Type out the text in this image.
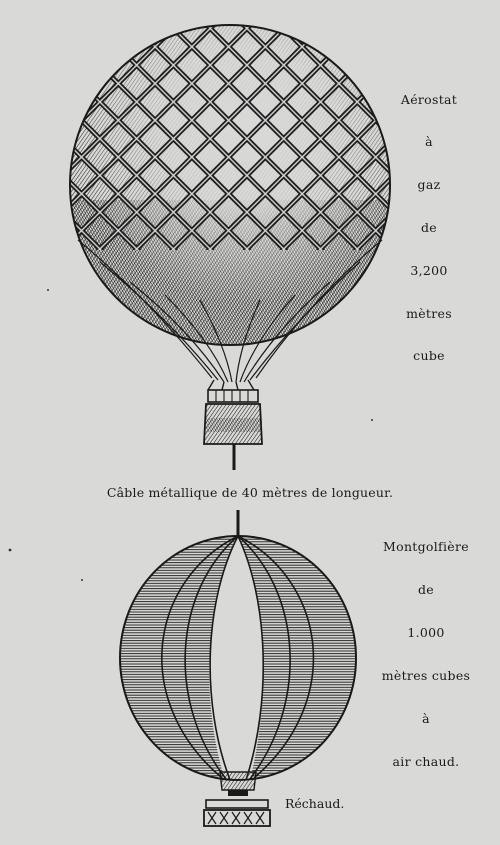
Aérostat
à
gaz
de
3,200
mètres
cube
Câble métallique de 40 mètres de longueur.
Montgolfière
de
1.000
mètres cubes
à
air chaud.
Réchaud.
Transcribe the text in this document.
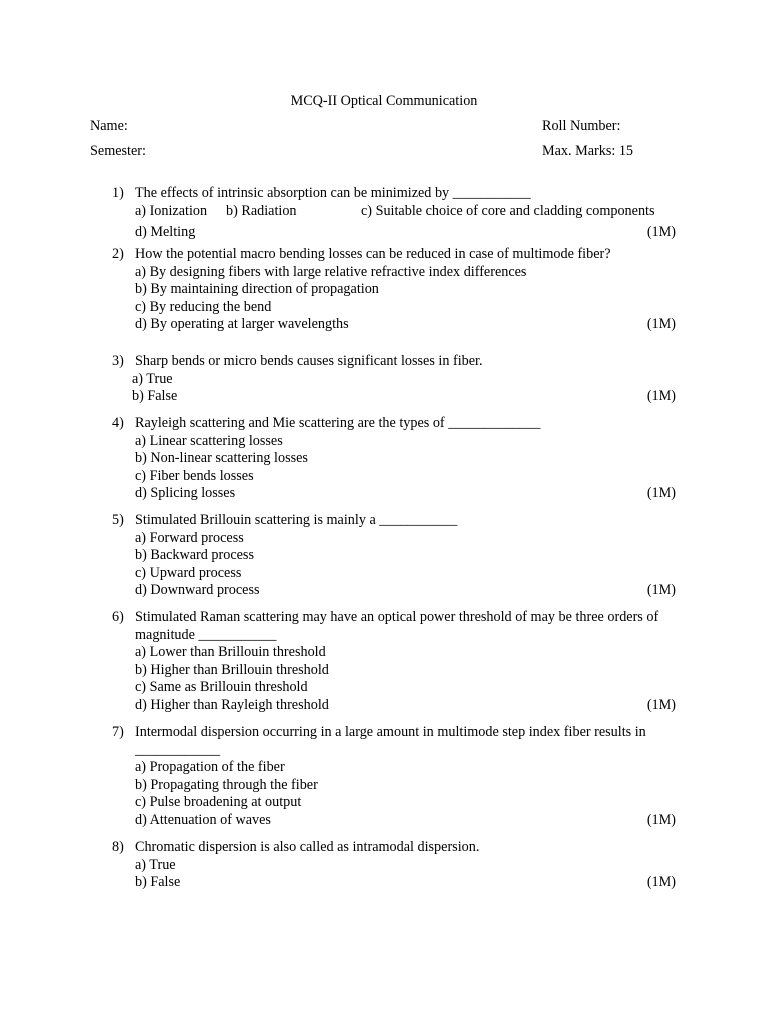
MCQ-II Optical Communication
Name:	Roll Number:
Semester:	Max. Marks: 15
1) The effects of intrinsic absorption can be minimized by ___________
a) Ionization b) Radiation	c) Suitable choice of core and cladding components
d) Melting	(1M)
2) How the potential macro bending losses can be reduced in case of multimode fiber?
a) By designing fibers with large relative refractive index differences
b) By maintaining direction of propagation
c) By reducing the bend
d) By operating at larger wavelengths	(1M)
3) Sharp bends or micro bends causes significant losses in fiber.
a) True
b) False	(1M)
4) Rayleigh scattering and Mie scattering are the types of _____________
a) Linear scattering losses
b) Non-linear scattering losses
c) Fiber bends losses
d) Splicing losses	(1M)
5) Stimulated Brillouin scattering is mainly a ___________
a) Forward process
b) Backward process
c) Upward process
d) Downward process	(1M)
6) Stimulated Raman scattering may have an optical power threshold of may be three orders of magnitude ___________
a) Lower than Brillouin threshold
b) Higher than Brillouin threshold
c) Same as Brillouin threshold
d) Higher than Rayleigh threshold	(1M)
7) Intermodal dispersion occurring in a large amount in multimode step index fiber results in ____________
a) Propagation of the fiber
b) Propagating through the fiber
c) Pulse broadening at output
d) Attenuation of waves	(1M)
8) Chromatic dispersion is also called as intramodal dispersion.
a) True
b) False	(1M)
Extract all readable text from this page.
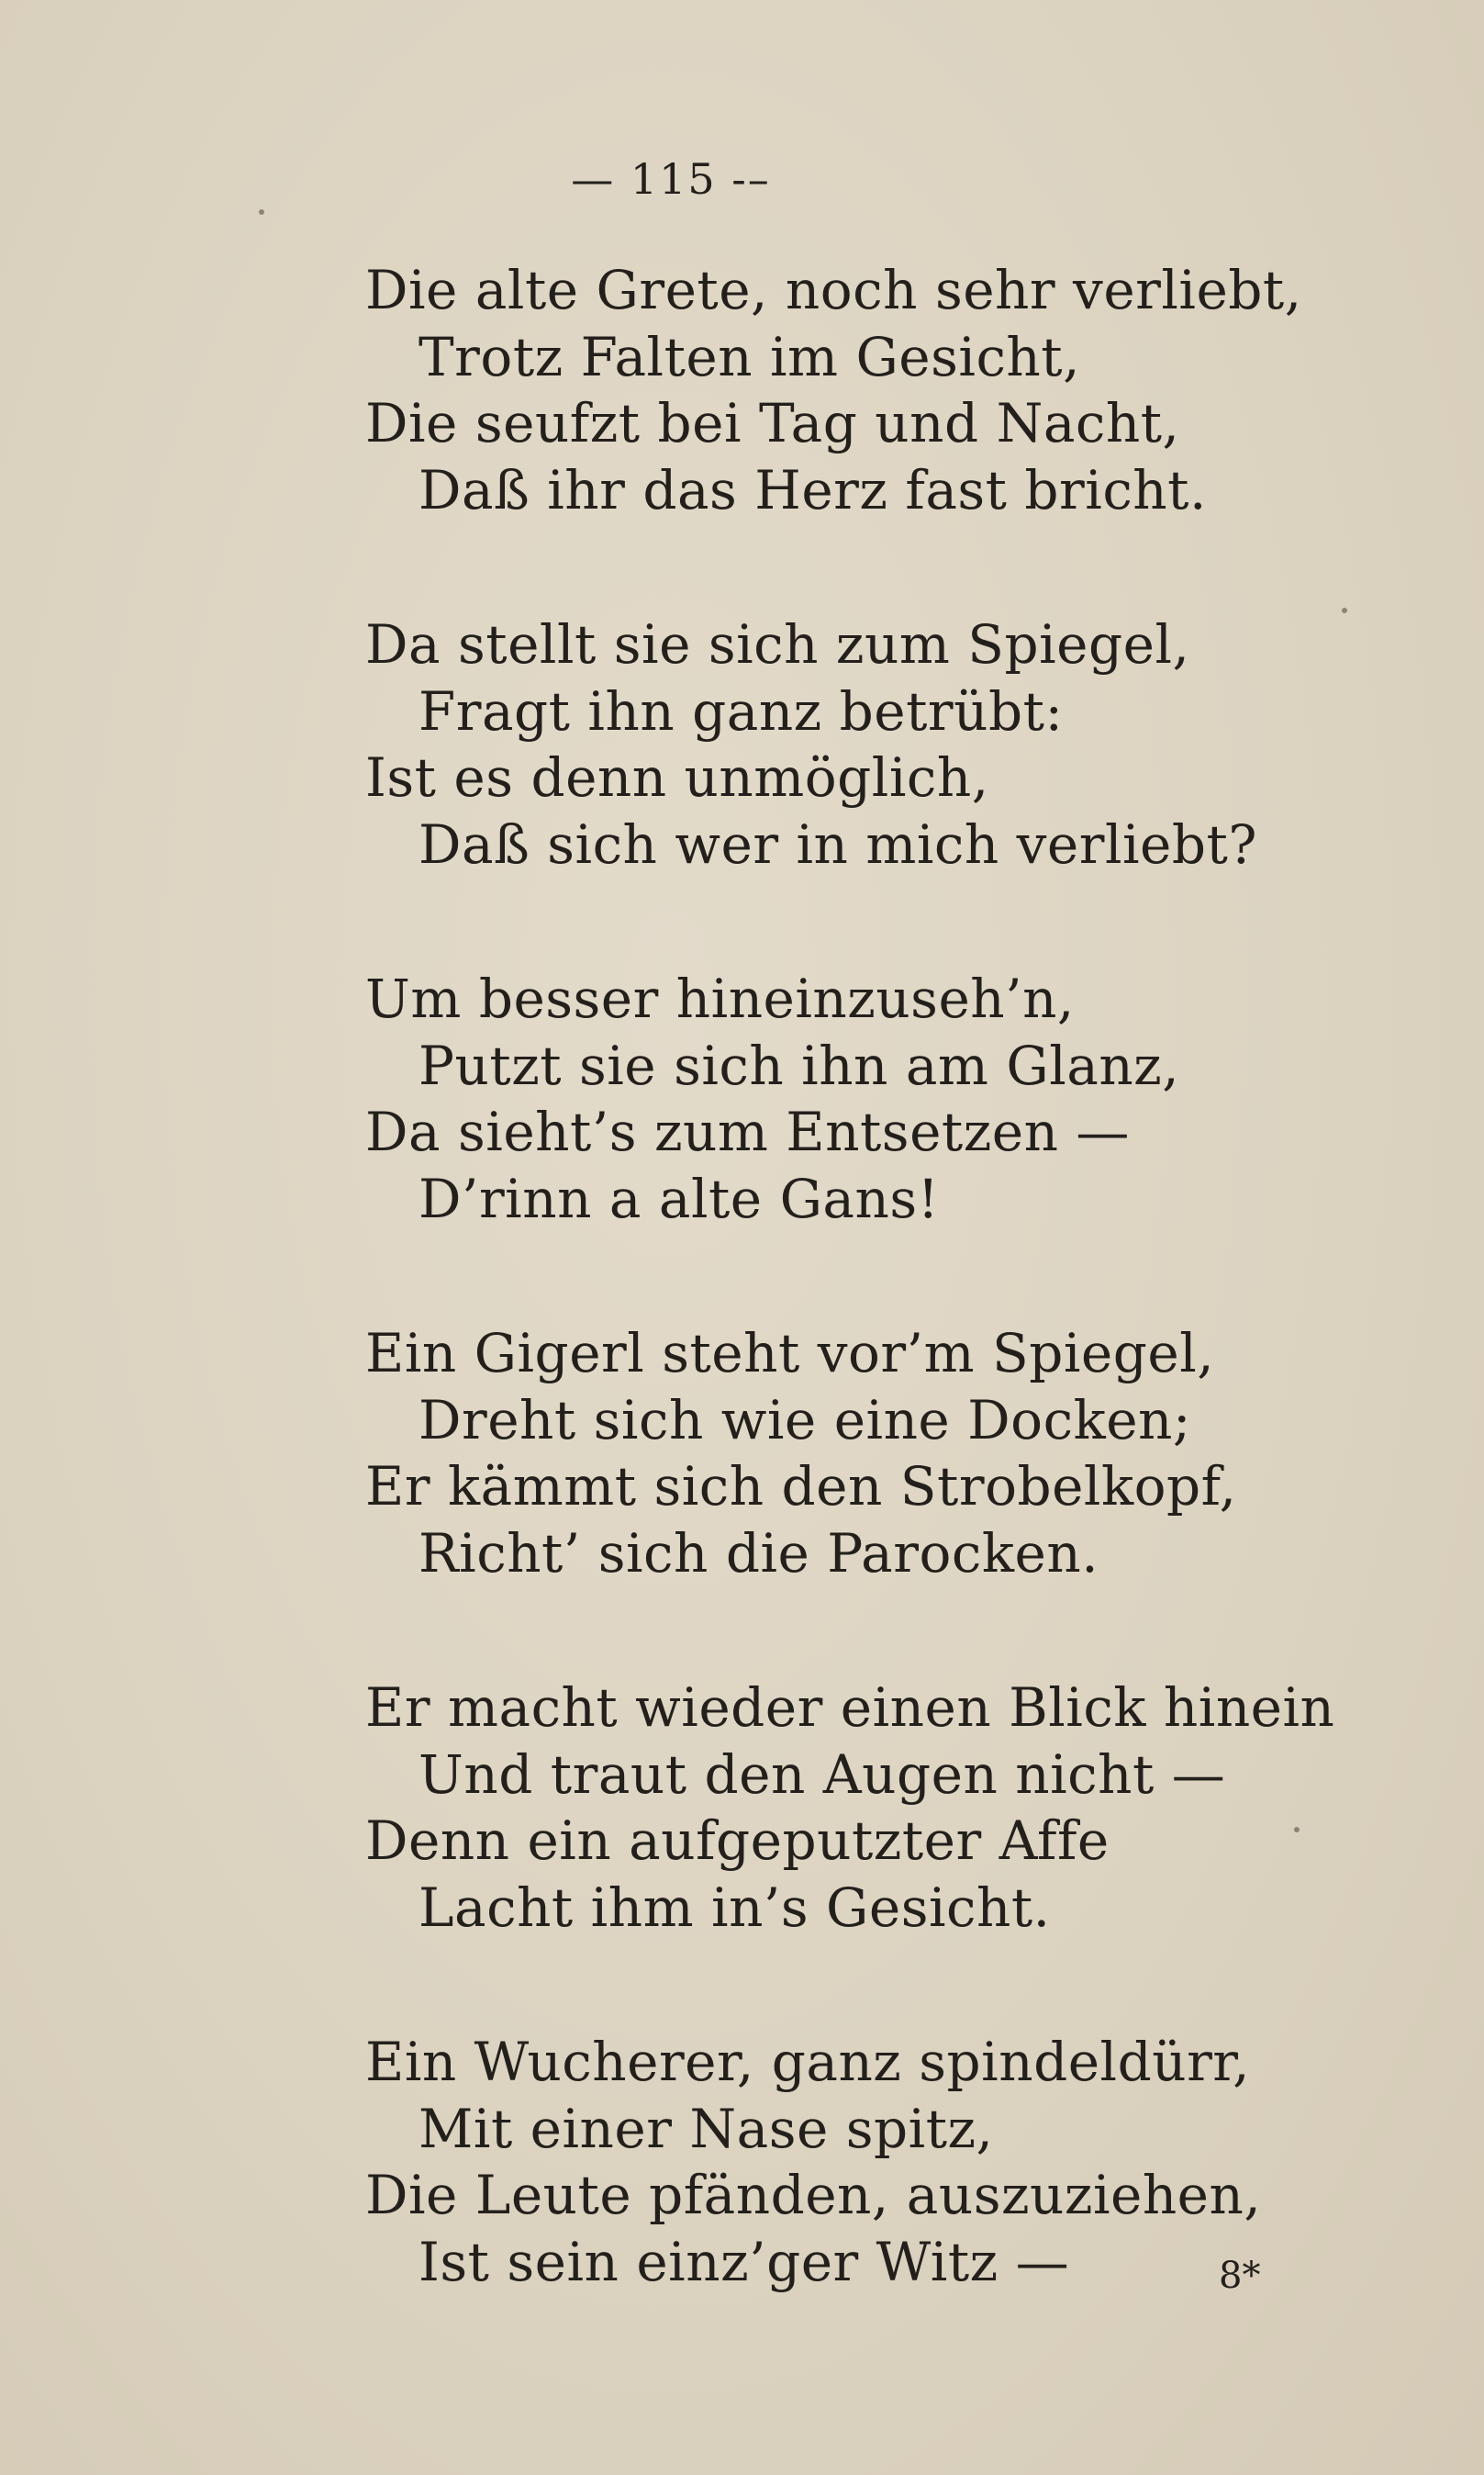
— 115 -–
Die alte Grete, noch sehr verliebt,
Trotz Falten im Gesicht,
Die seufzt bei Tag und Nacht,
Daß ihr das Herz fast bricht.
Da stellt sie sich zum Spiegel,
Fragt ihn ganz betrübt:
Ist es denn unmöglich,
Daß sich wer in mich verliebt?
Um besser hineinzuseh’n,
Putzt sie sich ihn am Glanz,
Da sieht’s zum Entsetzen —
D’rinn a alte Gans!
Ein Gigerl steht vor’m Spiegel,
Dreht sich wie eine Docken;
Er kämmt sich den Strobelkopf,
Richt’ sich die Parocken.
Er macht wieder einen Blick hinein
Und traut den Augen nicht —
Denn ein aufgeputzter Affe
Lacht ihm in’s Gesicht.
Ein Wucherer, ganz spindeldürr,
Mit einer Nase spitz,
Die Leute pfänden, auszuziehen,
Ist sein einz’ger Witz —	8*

=======

| Given instruction |
Copy whichever lines in the listing above contain the word "Brillouin".

| Solution to the problem |
5) Stimulated Brillouin scattering is mainly a ___________
a) Lower than Brillouin threshold
b) Higher than Brillouin threshold
c) Same as Brillouin threshold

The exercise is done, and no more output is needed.